Please restate the following records word for word.

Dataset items
===============
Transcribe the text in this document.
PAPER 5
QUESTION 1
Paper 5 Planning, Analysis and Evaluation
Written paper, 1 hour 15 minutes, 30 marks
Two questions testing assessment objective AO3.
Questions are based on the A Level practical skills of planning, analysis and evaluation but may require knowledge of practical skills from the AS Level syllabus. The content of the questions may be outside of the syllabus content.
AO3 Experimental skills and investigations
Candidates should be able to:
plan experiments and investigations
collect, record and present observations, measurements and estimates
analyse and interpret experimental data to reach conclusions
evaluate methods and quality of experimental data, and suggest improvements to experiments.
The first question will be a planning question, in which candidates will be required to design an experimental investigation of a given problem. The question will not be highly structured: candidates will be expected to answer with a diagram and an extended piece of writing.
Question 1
===============
[THE COMPLETED TASK]
Transcribe the text in this document.
PAPER 5
QUESTION 1
Paper 5 Planning, Analysis and Evaluation
Written paper, 1 hour 15 minutes, 30 marks
Two questions testing assessment objective AO3.
Questions are based on the A Level practical skills of planning, analysis and evaluation but may require knowledge of practical skills from the AS Level syllabus. The content of the questions may be outside of the syllabus content.
AO3 Experimental skills and investigations
Candidates should be able to:
plan experiments and investigations
collect, record and present observations, measurements and estimates
analyse and interpret experimental data to reach conclusions
evaluate methods and quality of experimental data, and suggest improvements to experiments.
The first question will be a planning question, in which candidates will be required to design an experimental investigation of a given problem. The question will not be highly structured: candidates will be expected to answer with a diagram and an extended piece of writing.
Question 1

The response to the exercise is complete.